--- Start of Given records ---

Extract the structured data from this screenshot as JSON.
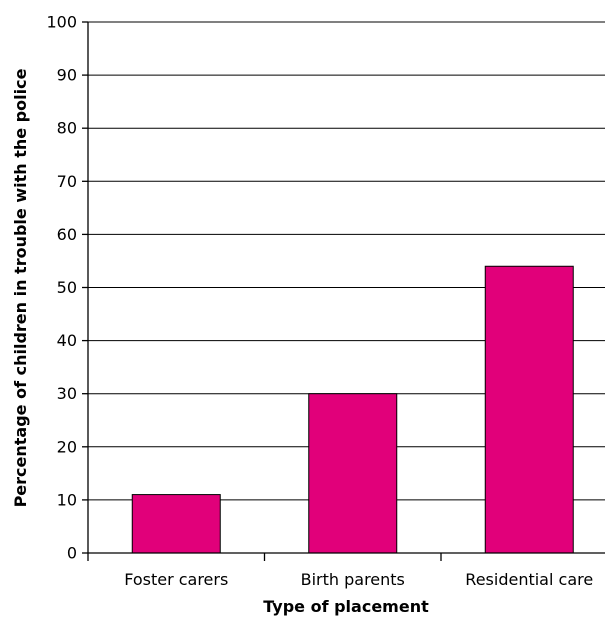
{
  "chart_data": {
    "type": "bar",
    "categories": [
      "Foster carers",
      "Birth parents",
      "Residential care"
    ],
    "values": [
      11,
      30,
      54
    ],
    "xlabel": "Type of placement",
    "ylabel": "Percentage of children in trouble with the police",
    "ylim": [
      0,
      100
    ],
    "yticks": [
      0,
      10,
      20,
      30,
      40,
      50,
      60,
      70,
      80,
      90,
      100
    ],
    "grid": true,
    "bar_color": "#E1007A"
  }
}
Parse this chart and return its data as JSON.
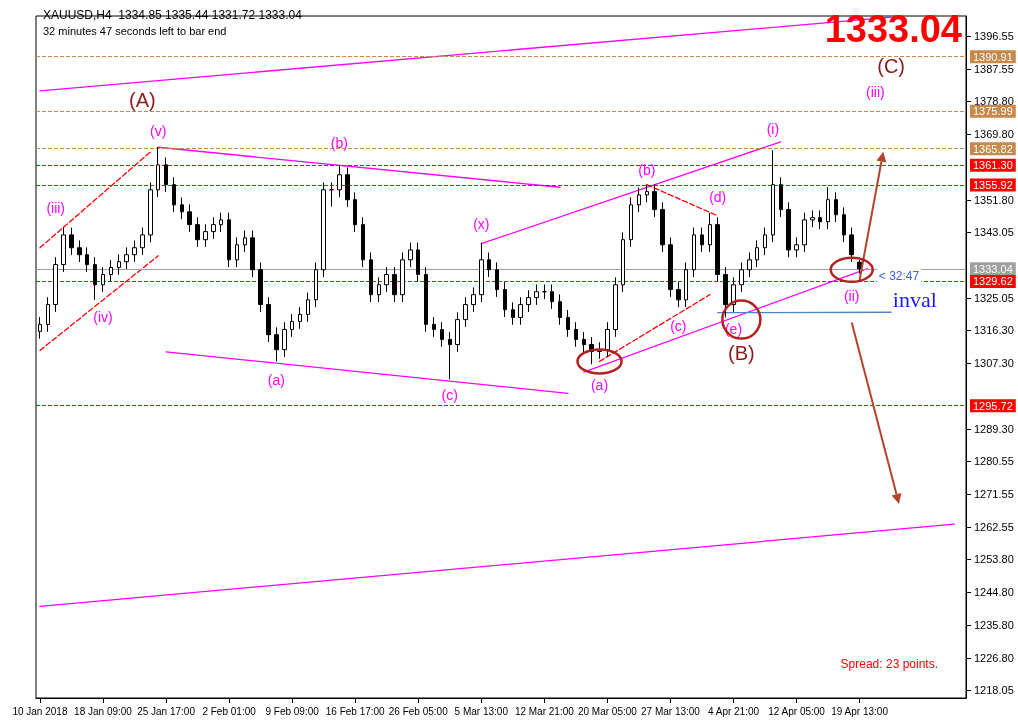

--- End of Given records ---

Written request:
Could you reproduce every record above exactly, leaving out the pictures?

Worked answer:
Extract the structured data from this screenshot as JSON.
{
  "chart_data": {
    "type": "bar",
    "categories": [
      "Foster carers",
      "Birth parents",
      "Residential care"
    ],
    "values": [
      11,
      30,
      54
    ],
    "xlabel": "Type of placement",
    "ylabel": "Percentage of children in trouble with the police",
    "ylim": [
      0,
      100
    ],
    "yticks": [
      0,
      10,
      20,
      30,
      40,
      50,
      60,
      70,
      80,
      90,
      100
    ],
    "grid": true,
    "bar_color": "#E1007A"
  }
}
Parse this chart and return its data as JSON.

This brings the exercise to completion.